WRITTEN TASK 1: Decide whether each statement agrees with the t-SNE text, answering yes or no and quoting the words from the t-SNE text that settle it: (a) the 3D run uses 10,000 samples; (b) t-SNE runs faster than PCA on this data; (c) a perplexity between 5 and 50 is recommended.
WRITTEN TASK 2:
Using the t-SNE text, answer each question briefly:
(a) What value of perplexity is passed to TSNE in the 3D run?
(b) Which method does the quoted scikit-learn documentation give for reducing dimensions in sparse data?
(c) What size of dataset usually requires a larger perplexity value?

SOURCE TEXT:
· · · ·

It seems like the digits are very clearly clustered in their own subgroups.

In [None]:
plot_2d(df, 'pc1', 'pc2')

### 3D Visualization
Just like with PCA, we can also use t-SNE for a 3D visualisation. 

In [None]:
rnd = np.random.permutation(df.shape[0])

In [None]:
size = 10000
data = X[rnd[:size]]
data.shape

As the computation would take rather a long time for many features and many samples, we will use only 10,000 samples to run the algorithm on. 

In [None]:
time_start = time.time()

tsne = TSNE(n_components=3, verbose=1, perplexity=40, n_iter=300)
tsne_data_3d = tsne.fit_transform(data)

print(f't-SNE done in {time.time() - time_start} seconds!')

Reducing the number of samples, even while increasing the number of components, leads to a faster result.

In [None]:
df_subset = (
    df
    .iloc[rnd[:size]]
    .assign(tsne1_3d = tsne_data_3d[:, 0])
    .assign(tsne2_3d = tsne_data_3d[:, 1])
    .assign(tsne3_3d = tsne_data_3d[:, 2])
)

df_subset.head()

In [None]:
plot_3d(df_subset, 'tsne1_3d', 'tsne2_3d', 'tsne3_3d')

As we have seen, t-SNE can be rather slow - a lot slower than PCA - on the high dimensional data that we have. 

The scikit-learn documentation recommends the following:
> It is highly recommended to use another dimensionality reduction method (e.g. PCA for dense data or TruncatedSVD for sparse data) to reduce the number of dimensions to a reasonable amount (e.g. 50) if the number of features is very high. This will suppress some noise and speed up the computation of pairwise distances between samples. 

### <mark>Exercise</mark>

The t-SNE algorithms has multiple parameters that can be set. One of the main parameters controlling the fitting is _perplexity_. The perplexity is related to the number of nearest neighbors considered when matching the original and fitted distributions for each point. Larger datasets usually require a larger value for perplexity, while smaller datasets suffice with focusing on the closest other points. A value between 5 and 50 is recommended, and different values can result in significantly different results.

· · · ·

Excerpts from a layout annotation set:
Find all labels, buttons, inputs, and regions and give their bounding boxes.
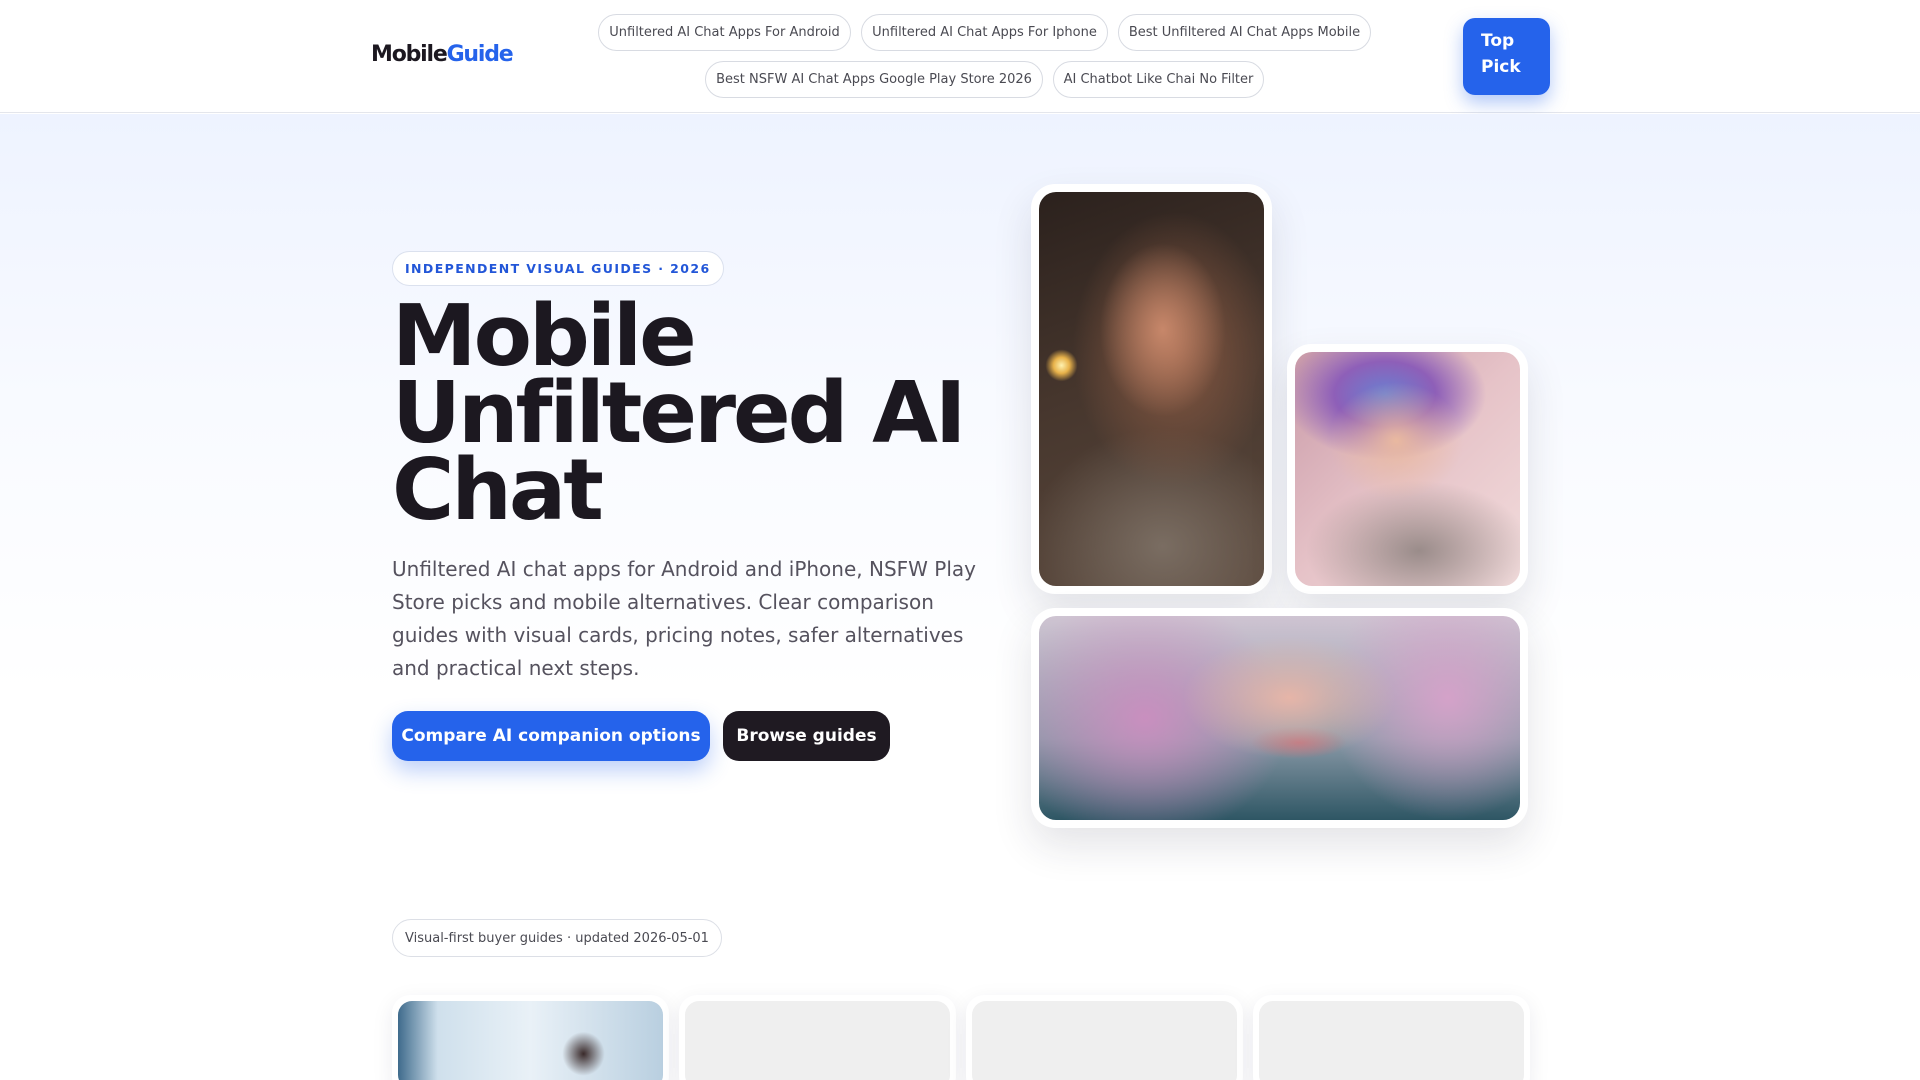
logo-text-guide: Guide [446,42,514,67]
guide-card-image-placeholder [972,1001,1237,1080]
guide-card-3[interactable] [966,995,1243,1080]
site-logo[interactable]: MobileGuide [371,42,514,67]
guide-card-1[interactable] [392,995,669,1080]
hero-image-card-3 [1031,608,1528,828]
hero-title-line3: Chat [392,441,604,540]
guides-updated-badge: Visual-first buyer guides · updated 2026… [392,919,722,957]
browse-guides-button[interactable]: Browse guides [723,711,890,761]
site-header: MobileGuide Unfiltered AI Chat Apps For … [0,0,1920,113]
closeup-image-pink-hair-woman [1039,616,1520,820]
logo-text-mobile: Mobile [371,42,448,67]
guide-card-image [398,1001,663,1080]
top-pick-label-line1: Top [1481,31,1515,51]
nav-link-iphone[interactable]: Unfiltered AI Chat Apps For Iphone [861,14,1108,51]
nav-link-nsfw-play-store[interactable]: Best NSFW AI Chat Apps Google Play Store… [705,61,1043,98]
nav-link-chai-alternative[interactable]: AI Chatbot Like Chai No Filter [1053,61,1264,98]
nav-link-best-mobile[interactable]: Best Unfiltered AI Chat Apps Mobile [1118,14,1371,51]
portrait-image-freckled-woman [1039,192,1264,586]
hero-title: Mobile Unfiltered AI Chat [392,294,992,540]
hero-description: Unfiltered AI chat apps for Android and … [392,557,976,680]
guide-card-2[interactable] [679,995,956,1080]
hero-image-card-1 [1031,184,1272,594]
portrait-image-blue-hair-woman [1295,352,1520,586]
guide-card-image-placeholder [685,1001,950,1080]
guide-card-image-placeholder [1259,1001,1524,1080]
nav-link-android[interactable]: Unfiltered AI Chat Apps For Android [598,14,851,51]
top-pick-button[interactable]: Top Pick [1463,18,1550,95]
top-pick-label-line2: Pick [1481,57,1521,77]
hero-eyebrow-badge: INDEPENDENT VISUAL GUIDES · 2026 [392,251,724,286]
hero-image-card-2 [1287,344,1528,594]
compare-options-button[interactable]: Compare AI companion options [392,711,710,761]
guide-card-4[interactable] [1253,995,1530,1080]
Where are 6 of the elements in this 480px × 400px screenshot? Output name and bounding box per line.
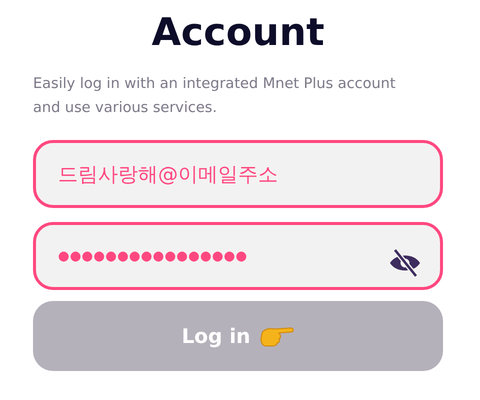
page-title: Account [150,9,326,56]
email-field[interactable]: 드림사랑해@이메일주소 [33,140,443,208]
password-field[interactable]: ●●●●●●●●●●●●●●●● [33,222,443,290]
pointing-hand-icon [260,325,294,347]
description-text: Easily log in with an integrated Mnet Plus account and use various services. [33,75,397,118]
eye-off-icon[interactable] [389,249,421,277]
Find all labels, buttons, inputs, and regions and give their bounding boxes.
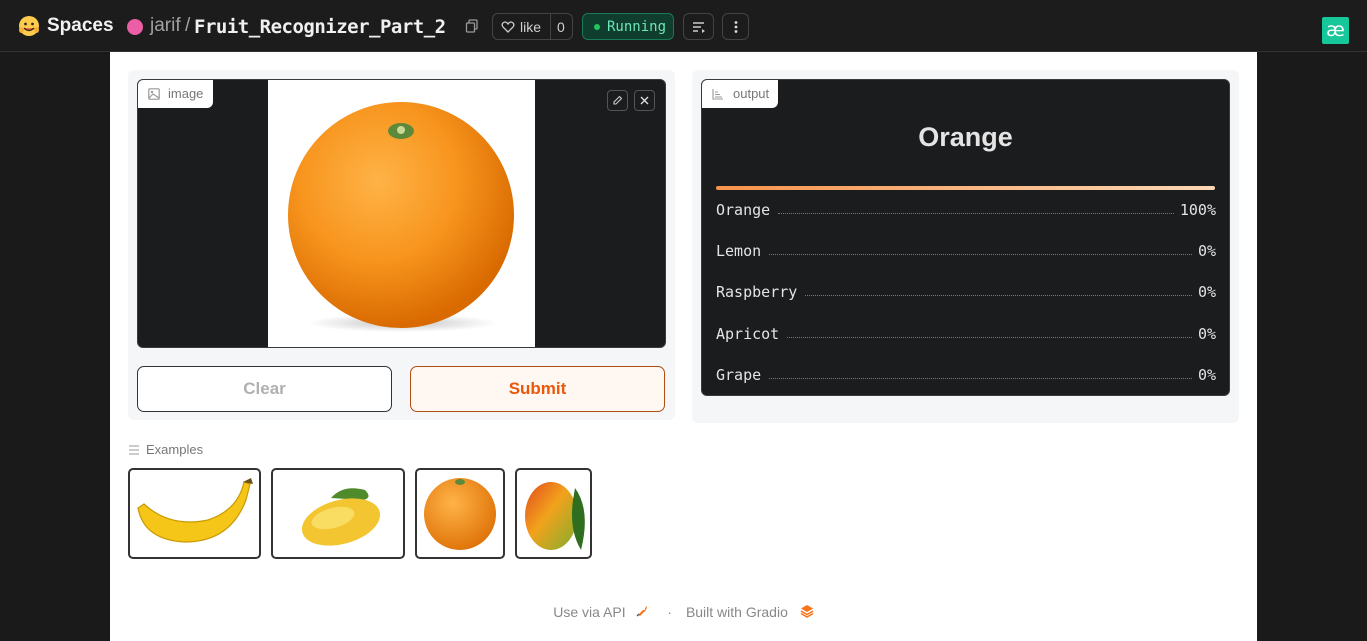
- orange-icon: [424, 478, 496, 550]
- image-label-tag: image: [138, 80, 214, 108]
- confidence-row[interactable]: Grape 0%: [716, 362, 1216, 384]
- dotted-leader: [769, 254, 1192, 255]
- remove-image-button[interactable]: [634, 90, 655, 111]
- image-upload[interactable]: image: [137, 79, 666, 348]
- confidence-label: Apricot: [716, 325, 780, 343]
- image-icon: [148, 88, 160, 100]
- confidence-value: 0%: [1197, 242, 1216, 260]
- status-badge[interactable]: Running: [582, 13, 674, 40]
- confidence-value: 0%: [1197, 325, 1216, 343]
- confidence-label: Orange: [716, 201, 771, 219]
- label-chart-icon: [712, 89, 723, 100]
- output-column: output Orange Orange 100% Lemon 0% Raspb…: [692, 70, 1239, 423]
- like-divider: [550, 14, 551, 39]
- confidence-label: Raspberry: [716, 283, 798, 301]
- output-panel: output Orange Orange 100% Lemon 0% Raspb…: [701, 79, 1230, 396]
- confidence-row[interactable]: Lemon 0%: [716, 238, 1216, 260]
- like-button[interactable]: like 0: [492, 13, 573, 40]
- close-icon: [640, 96, 649, 105]
- confidence-value: 0%: [1197, 366, 1216, 384]
- like-label: like: [520, 19, 542, 35]
- use-via-api-link[interactable]: Use via API: [553, 604, 625, 620]
- submit-button[interactable]: Submit: [410, 366, 665, 412]
- owner-avatar: [127, 19, 143, 35]
- like-count: 0: [557, 19, 565, 35]
- input-column: image Clear Submit: [128, 70, 675, 420]
- uploaded-image: [268, 80, 535, 347]
- image-label: image: [168, 86, 204, 101]
- built-with-gradio-link[interactable]: Built with Gradio: [686, 604, 788, 620]
- rocket-icon: [635, 604, 649, 621]
- confidence-value: 100%: [1179, 201, 1216, 219]
- confidence-row[interactable]: Orange 100%: [716, 197, 1216, 219]
- list-icon: [129, 445, 139, 455]
- example-thumbnail[interactable]: [128, 468, 261, 559]
- output-label: output: [733, 86, 770, 101]
- dotted-leader: [778, 213, 1174, 214]
- orange-image-icon: [288, 102, 514, 332]
- status-dot-icon: [594, 24, 600, 30]
- examples-header: Examples: [128, 442, 203, 457]
- examples-label: Examples: [146, 442, 204, 457]
- confidence-row[interactable]: Apricot 0%: [716, 321, 1216, 343]
- footer-separator: ·: [667, 604, 673, 621]
- status-label: Running: [607, 19, 667, 35]
- confidence-label: Lemon: [716, 242, 762, 260]
- confidence-value: 0%: [1197, 283, 1216, 301]
- main-panel: image Clear Submit output Orange Orange …: [110, 52, 1257, 641]
- clear-button[interactable]: Clear: [137, 366, 392, 412]
- more-vertical-icon: [734, 21, 738, 33]
- logs-icon: [693, 22, 705, 33]
- hugging-face-logo-icon[interactable]: [18, 15, 40, 37]
- confidence-label: Grape: [716, 366, 762, 384]
- example-thumbnail[interactable]: [271, 468, 405, 559]
- top-bar: Spaces jarif / Fruit_Recognizer_Part_2 l…: [0, 0, 1367, 52]
- gradio-logo-icon: [800, 604, 814, 621]
- example-thumbnail[interactable]: [415, 468, 505, 559]
- app-logo-icon[interactable]: æ: [1322, 17, 1349, 44]
- banana-icon: [137, 478, 253, 543]
- repo-name-link[interactable]: Fruit_Recognizer_Part_2: [194, 16, 446, 38]
- example-thumbnail[interactable]: [515, 468, 592, 559]
- edit-image-button[interactable]: [607, 90, 628, 111]
- confidence-row[interactable]: Raspberry 0%: [716, 279, 1216, 301]
- heart-icon: [501, 21, 515, 33]
- footer: Use via API · Built with Gradio: [110, 603, 1257, 621]
- logs-button[interactable]: [683, 13, 714, 40]
- mango-icon: [301, 488, 381, 546]
- pencil-icon: [613, 95, 623, 105]
- output-label-tag: output: [702, 80, 779, 108]
- dotted-leader: [769, 378, 1192, 379]
- path-separator: /: [185, 15, 191, 36]
- dotted-leader: [787, 337, 1192, 338]
- dotted-leader: [805, 295, 1192, 296]
- more-options-button[interactable]: [722, 13, 749, 40]
- predicted-label: Orange: [918, 122, 1013, 152]
- spaces-link[interactable]: Spaces: [47, 15, 114, 37]
- top-confidence-bar: [716, 186, 1215, 190]
- copy-icon[interactable]: [465, 19, 479, 33]
- owner-link[interactable]: jarif: [150, 15, 181, 37]
- mango-icon: [525, 482, 585, 550]
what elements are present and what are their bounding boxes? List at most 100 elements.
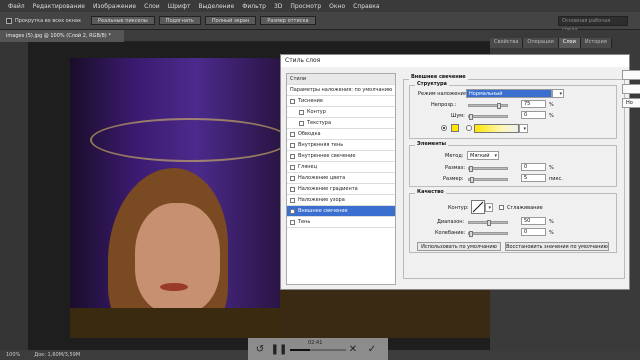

· · · ·

OUTPUT 1:
(a) Yes: "we will use only 10,000 samples to run the algorithm on."
(b) No: "t-SNE can be rather slow - a lot slower than PCA - on the high dimensional data that we have."
(c) Yes: "A value between 5 and 50 is recommended"

OUTPUT 2:
(a) 40
(b) TruncatedSVD
(c) Larger datasets